## WRITTEN TASK
The records underneath are to be repeated exactly, with the pictures left out.

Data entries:
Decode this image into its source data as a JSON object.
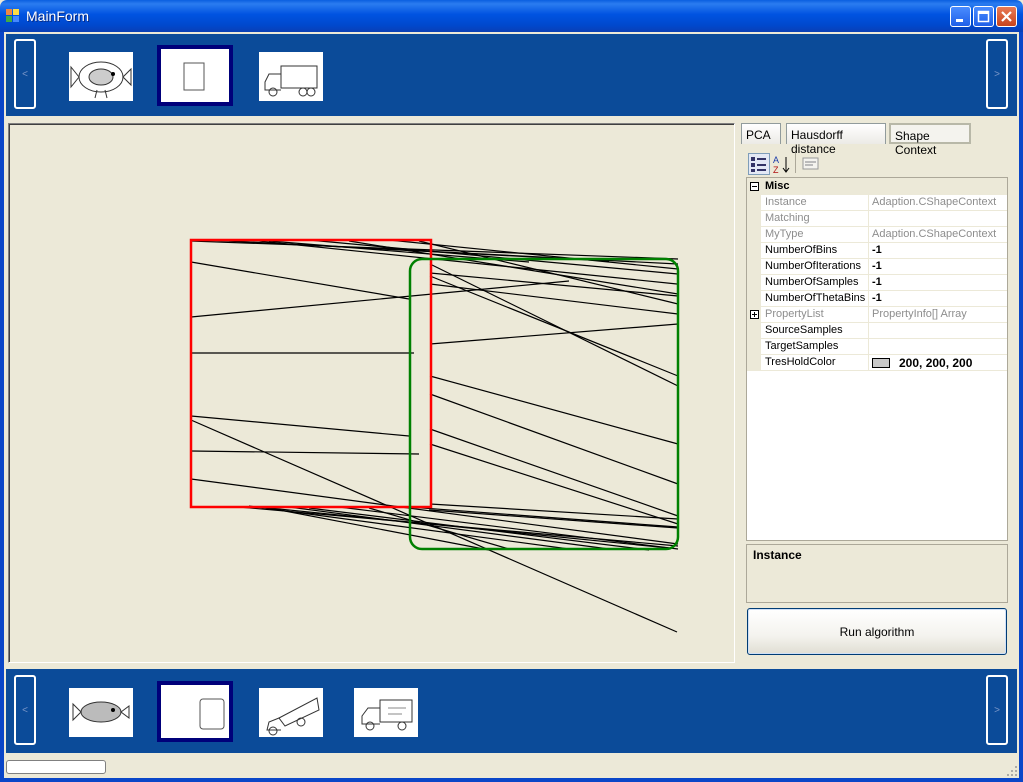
{
  "window": {
    "title": "MainForm"
  },
  "strips": {
    "prev_label": "<",
    "next_label": ">"
  },
  "tabs": [
    "PCA",
    "Hausdorff distance",
    "Shape Context"
  ],
  "property_grid": {
    "category": "Misc",
    "rows": [
      {
        "name": "Instance",
        "value": "Adaption.CShapeContext",
        "readonly": true
      },
      {
        "name": "Matching",
        "value": "",
        "readonly": true
      },
      {
        "name": "MyType",
        "value": "Adaption.CShapeContext",
        "readonly": true
      },
      {
        "name": "NumberOfBins",
        "value": "-1",
        "readonly": false
      },
      {
        "name": "NumberOfIterations",
        "value": "-1",
        "readonly": false
      },
      {
        "name": "NumberOfSamples",
        "value": "-1",
        "readonly": false
      },
      {
        "name": "NumberOfThetaBins",
        "value": "-1",
        "readonly": false
      },
      {
        "name": "PropertyList",
        "value": "PropertyInfo[] Array",
        "readonly": true
      },
      {
        "name": "SourceSamples",
        "value": "",
        "readonly": false
      },
      {
        "name": "TargetSamples",
        "value": "",
        "readonly": false
      },
      {
        "name": "TresHoldColor",
        "value": "200, 200, 200",
        "readonly": false
      }
    ],
    "help_title": "Instance"
  },
  "run_button": "Run algorithm",
  "colors": {
    "source_shape": "#ff0000",
    "target_shape": "#008000",
    "strip": "#0b4b99",
    "threshold_swatch": "#c8c8c8"
  }
}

## RESPONSE BELOW
Decode this image into its source data as a JSON object.
{
  "window": {
    "title": "MainForm"
  },
  "strips": {
    "prev_label": "<",
    "next_label": ">"
  },
  "tabs": [
    "PCA",
    "Hausdorff distance",
    "Shape Context"
  ],
  "property_grid": {
    "category": "Misc",
    "rows": [
      {
        "name": "Instance",
        "value": "Adaption.CShapeContext",
        "readonly": true
      },
      {
        "name": "Matching",
        "value": "",
        "readonly": true
      },
      {
        "name": "MyType",
        "value": "Adaption.CShapeContext",
        "readonly": true
      },
      {
        "name": "NumberOfBins",
        "value": "-1",
        "readonly": false
      },
      {
        "name": "NumberOfIterations",
        "value": "-1",
        "readonly": false
      },
      {
        "name": "NumberOfSamples",
        "value": "-1",
        "readonly": false
      },
      {
        "name": "NumberOfThetaBins",
        "value": "-1",
        "readonly": false
      },
      {
        "name": "PropertyList",
        "value": "PropertyInfo[] Array",
        "readonly": true
      },
      {
        "name": "SourceSamples",
        "value": "",
        "readonly": false
      },
      {
        "name": "TargetSamples",
        "value": "",
        "readonly": false
      },
      {
        "name": "TresHoldColor",
        "value": "200, 200, 200",
        "readonly": false
      }
    ],
    "help_title": "Instance"
  },
  "run_button": "Run algorithm",
  "colors": {
    "source_shape": "#ff0000",
    "target_shape": "#008000",
    "strip": "#0b4b99",
    "threshold_swatch": "#c8c8c8"
  }
}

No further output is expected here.